# DIRECTIVE
Each line below is to be written out in full, exactly as shown.
--- DATA SHOWN ---
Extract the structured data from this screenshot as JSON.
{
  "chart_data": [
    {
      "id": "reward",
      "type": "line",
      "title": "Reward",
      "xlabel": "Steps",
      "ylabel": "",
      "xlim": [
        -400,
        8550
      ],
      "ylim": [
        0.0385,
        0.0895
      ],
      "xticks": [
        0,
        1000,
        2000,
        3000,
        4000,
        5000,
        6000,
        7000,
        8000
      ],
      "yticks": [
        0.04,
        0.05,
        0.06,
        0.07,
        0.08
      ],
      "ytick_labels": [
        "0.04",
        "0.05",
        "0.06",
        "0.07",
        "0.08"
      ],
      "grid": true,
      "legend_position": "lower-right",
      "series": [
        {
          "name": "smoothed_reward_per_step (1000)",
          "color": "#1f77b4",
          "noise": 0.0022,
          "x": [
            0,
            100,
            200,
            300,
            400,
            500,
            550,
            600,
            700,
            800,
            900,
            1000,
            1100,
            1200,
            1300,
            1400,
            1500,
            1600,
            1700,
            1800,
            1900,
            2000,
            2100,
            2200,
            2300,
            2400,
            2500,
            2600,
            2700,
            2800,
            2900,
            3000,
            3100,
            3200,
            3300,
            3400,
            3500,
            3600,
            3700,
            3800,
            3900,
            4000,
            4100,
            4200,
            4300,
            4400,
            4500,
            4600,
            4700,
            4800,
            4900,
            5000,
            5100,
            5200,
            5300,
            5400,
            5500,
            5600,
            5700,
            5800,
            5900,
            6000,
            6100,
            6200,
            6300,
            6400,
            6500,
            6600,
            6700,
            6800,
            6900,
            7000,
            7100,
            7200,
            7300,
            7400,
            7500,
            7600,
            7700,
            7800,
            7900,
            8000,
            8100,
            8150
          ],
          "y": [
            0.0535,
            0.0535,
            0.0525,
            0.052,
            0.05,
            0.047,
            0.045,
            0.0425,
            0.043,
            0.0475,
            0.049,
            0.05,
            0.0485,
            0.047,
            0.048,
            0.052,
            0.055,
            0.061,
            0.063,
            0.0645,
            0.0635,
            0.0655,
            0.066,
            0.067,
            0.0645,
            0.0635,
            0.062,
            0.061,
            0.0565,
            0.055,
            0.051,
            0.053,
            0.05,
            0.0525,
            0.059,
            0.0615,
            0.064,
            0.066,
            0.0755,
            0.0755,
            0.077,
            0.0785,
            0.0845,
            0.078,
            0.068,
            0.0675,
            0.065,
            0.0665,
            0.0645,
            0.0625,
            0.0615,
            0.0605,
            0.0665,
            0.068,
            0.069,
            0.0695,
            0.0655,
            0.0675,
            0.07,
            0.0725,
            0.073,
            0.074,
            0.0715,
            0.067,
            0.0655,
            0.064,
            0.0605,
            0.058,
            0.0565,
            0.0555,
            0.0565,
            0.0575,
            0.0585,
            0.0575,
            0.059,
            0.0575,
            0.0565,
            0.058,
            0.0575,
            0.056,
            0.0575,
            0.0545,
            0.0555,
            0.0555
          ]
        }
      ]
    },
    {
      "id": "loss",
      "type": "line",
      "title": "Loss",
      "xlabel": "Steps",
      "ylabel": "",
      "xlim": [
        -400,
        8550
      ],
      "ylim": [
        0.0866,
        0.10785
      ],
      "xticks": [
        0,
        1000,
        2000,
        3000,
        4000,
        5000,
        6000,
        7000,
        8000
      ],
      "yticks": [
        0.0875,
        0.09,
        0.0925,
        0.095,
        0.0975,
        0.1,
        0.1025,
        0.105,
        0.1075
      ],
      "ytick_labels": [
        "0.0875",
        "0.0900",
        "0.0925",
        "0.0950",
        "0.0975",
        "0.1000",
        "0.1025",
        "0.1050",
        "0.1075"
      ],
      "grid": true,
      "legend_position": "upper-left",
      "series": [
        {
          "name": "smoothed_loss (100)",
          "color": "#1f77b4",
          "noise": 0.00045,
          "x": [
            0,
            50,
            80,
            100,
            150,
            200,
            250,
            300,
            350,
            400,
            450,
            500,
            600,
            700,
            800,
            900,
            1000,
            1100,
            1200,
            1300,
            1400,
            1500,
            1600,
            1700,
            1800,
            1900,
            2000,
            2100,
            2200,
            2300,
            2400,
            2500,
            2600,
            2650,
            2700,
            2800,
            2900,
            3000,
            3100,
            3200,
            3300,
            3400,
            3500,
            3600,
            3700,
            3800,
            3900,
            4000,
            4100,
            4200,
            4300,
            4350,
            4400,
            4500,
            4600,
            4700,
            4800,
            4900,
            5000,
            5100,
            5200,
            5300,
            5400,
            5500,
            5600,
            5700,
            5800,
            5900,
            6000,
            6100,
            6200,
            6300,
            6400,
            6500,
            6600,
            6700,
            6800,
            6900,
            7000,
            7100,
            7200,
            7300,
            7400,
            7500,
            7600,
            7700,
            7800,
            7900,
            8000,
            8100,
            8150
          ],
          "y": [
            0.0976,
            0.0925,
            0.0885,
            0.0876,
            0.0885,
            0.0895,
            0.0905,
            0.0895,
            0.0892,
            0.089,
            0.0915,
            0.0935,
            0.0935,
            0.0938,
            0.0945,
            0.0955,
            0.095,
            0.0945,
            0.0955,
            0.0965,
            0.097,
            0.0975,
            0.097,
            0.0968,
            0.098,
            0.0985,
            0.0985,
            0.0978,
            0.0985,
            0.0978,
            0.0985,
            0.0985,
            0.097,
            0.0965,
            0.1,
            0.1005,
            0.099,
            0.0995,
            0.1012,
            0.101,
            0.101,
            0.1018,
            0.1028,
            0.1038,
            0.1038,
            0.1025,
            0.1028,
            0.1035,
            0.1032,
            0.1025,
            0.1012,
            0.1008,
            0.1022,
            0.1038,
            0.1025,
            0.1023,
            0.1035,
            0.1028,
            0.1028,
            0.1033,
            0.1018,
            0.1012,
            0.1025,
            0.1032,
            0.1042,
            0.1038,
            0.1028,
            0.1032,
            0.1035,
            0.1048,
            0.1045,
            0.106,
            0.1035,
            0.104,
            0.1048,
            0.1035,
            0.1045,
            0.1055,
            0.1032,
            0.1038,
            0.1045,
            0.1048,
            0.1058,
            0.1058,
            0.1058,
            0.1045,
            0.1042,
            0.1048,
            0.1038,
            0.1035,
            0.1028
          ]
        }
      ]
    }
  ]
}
---
# TASK RESULT
Extract the structured data from this screenshot as JSON.
{
  "chart_data": [
    {
      "id": "reward",
      "type": "line",
      "title": "Reward",
      "xlabel": "Steps",
      "ylabel": "",
      "xlim": [
        -400,
        8550
      ],
      "ylim": [
        0.0385,
        0.0895
      ],
      "xticks": [
        0,
        1000,
        2000,
        3000,
        4000,
        5000,
        6000,
        7000,
        8000
      ],
      "yticks": [
        0.04,
        0.05,
        0.06,
        0.07,
        0.08
      ],
      "ytick_labels": [
        "0.04",
        "0.05",
        "0.06",
        "0.07",
        "0.08"
      ],
      "grid": true,
      "legend_position": "lower-right",
      "series": [
        {
          "name": "smoothed_reward_per_step (1000)",
          "color": "#1f77b4",
          "noise": 0.0022,
          "x": [
            0,
            100,
            200,
            300,
            400,
            500,
            550,
            600,
            700,
            800,
            900,
            1000,
            1100,
            1200,
            1300,
            1400,
            1500,
            1600,
            1700,
            1800,
            1900,
            2000,
            2100,
            2200,
            2300,
            2400,
            2500,
            2600,
            2700,
            2800,
            2900,
            3000,
            3100,
            3200,
            3300,
            3400,
            3500,
            3600,
            3700,
            3800,
            3900,
            4000,
            4100,
            4200,
            4300,
            4400,
            4500,
            4600,
            4700,
            4800,
            4900,
            5000,
            5100,
            5200,
            5300,
            5400,
            5500,
            5600,
            5700,
            5800,
            5900,
            6000,
            6100,
            6200,
            6300,
            6400,
            6500,
            6600,
            6700,
            6800,
            6900,
            7000,
            7100,
            7200,
            7300,
            7400,
            7500,
            7600,
            7700,
            7800,
            7900,
            8000,
            8100,
            8150
          ],
          "y": [
            0.0535,
            0.0535,
            0.0525,
            0.052,
            0.05,
            0.047,
            0.045,
            0.0425,
            0.043,
            0.0475,
            0.049,
            0.05,
            0.0485,
            0.047,
            0.048,
            0.052,
            0.055,
            0.061,
            0.063,
            0.0645,
            0.0635,
            0.0655,
            0.066,
            0.067,
            0.0645,
            0.0635,
            0.062,
            0.061,
            0.0565,
            0.055,
            0.051,
            0.053,
            0.05,
            0.0525,
            0.059,
            0.0615,
            0.064,
            0.066,
            0.0755,
            0.0755,
            0.077,
            0.0785,
            0.0845,
            0.078,
            0.068,
            0.0675,
            0.065,
            0.0665,
            0.0645,
            0.0625,
            0.0615,
            0.0605,
            0.0665,
            0.068,
            0.069,
            0.0695,
            0.0655,
            0.0675,
            0.07,
            0.0725,
            0.073,
            0.074,
            0.0715,
            0.067,
            0.0655,
            0.064,
            0.0605,
            0.058,
            0.0565,
            0.0555,
            0.0565,
            0.0575,
            0.0585,
            0.0575,
            0.059,
            0.0575,
            0.0565,
            0.058,
            0.0575,
            0.056,
            0.0575,
            0.0545,
            0.0555,
            0.0555
          ]
        }
      ]
    },
    {
      "id": "loss",
      "type": "line",
      "title": "Loss",
      "xlabel": "Steps",
      "ylabel": "",
      "xlim": [
        -400,
        8550
      ],
      "ylim": [
        0.0866,
        0.10785
      ],
      "xticks": [
        0,
        1000,
        2000,
        3000,
        4000,
        5000,
        6000,
        7000,
        8000
      ],
      "yticks": [
        0.0875,
        0.09,
        0.0925,
        0.095,
        0.0975,
        0.1,
        0.1025,
        0.105,
        0.1075
      ],
      "ytick_labels": [
        "0.0875",
        "0.0900",
        "0.0925",
        "0.0950",
        "0.0975",
        "0.1000",
        "0.1025",
        "0.1050",
        "0.1075"
      ],
      "grid": true,
      "legend_position": "upper-left",
      "series": [
        {
          "name": "smoothed_loss (100)",
          "color": "#1f77b4",
          "noise": 0.00045,
          "x": [
            0,
            50,
            80,
            100,
            150,
            200,
            250,
            300,
            350,
            400,
            450,
            500,
            600,
            700,
            800,
            900,
            1000,
            1100,
            1200,
            1300,
            1400,
            1500,
            1600,
            1700,
            1800,
            1900,
            2000,
            2100,
            2200,
            2300,
            2400,
            2500,
            2600,
            2650,
            2700,
            2800,
            2900,
            3000,
            3100,
            3200,
            3300,
            3400,
            3500,
            3600,
            3700,
            3800,
            3900,
            4000,
            4100,
            4200,
            4300,
            4350,
            4400,
            4500,
            4600,
            4700,
            4800,
            4900,
            5000,
            5100,
            5200,
            5300,
            5400,
            5500,
            5600,
            5700,
            5800,
            5900,
            6000,
            6100,
            6200,
            6300,
            6400,
            6500,
            6600,
            6700,
            6800,
            6900,
            7000,
            7100,
            7200,
            7300,
            7400,
            7500,
            7600,
            7700,
            7800,
            7900,
            8000,
            8100,
            8150
          ],
          "y": [
            0.0976,
            0.0925,
            0.0885,
            0.0876,
            0.0885,
            0.0895,
            0.0905,
            0.0895,
            0.0892,
            0.089,
            0.0915,
            0.0935,
            0.0935,
            0.0938,
            0.0945,
            0.0955,
            0.095,
            0.0945,
            0.0955,
            0.0965,
            0.097,
            0.0975,
            0.097,
            0.0968,
            0.098,
            0.0985,
            0.0985,
            0.0978,
            0.0985,
            0.0978,
            0.0985,
            0.0985,
            0.097,
            0.0965,
            0.1,
            0.1005,
            0.099,
            0.0995,
            0.1012,
            0.101,
            0.101,
            0.1018,
            0.1028,
            0.1038,
            0.1038,
            0.1025,
            0.1028,
            0.1035,
            0.1032,
            0.1025,
            0.1012,
            0.1008,
            0.1022,
            0.1038,
            0.1025,
            0.1023,
            0.1035,
            0.1028,
            0.1028,
            0.1033,
            0.1018,
            0.1012,
            0.1025,
            0.1032,
            0.1042,
            0.1038,
            0.1028,
            0.1032,
            0.1035,
            0.1048,
            0.1045,
            0.106,
            0.1035,
            0.104,
            0.1048,
            0.1035,
            0.1045,
            0.1055,
            0.1032,
            0.1038,
            0.1045,
            0.1048,
            0.1058,
            0.1058,
            0.1058,
            0.1045,
            0.1042,
            0.1048,
            0.1038,
            0.1035,
            0.1028
          ]
        }
      ]
    }
  ]
}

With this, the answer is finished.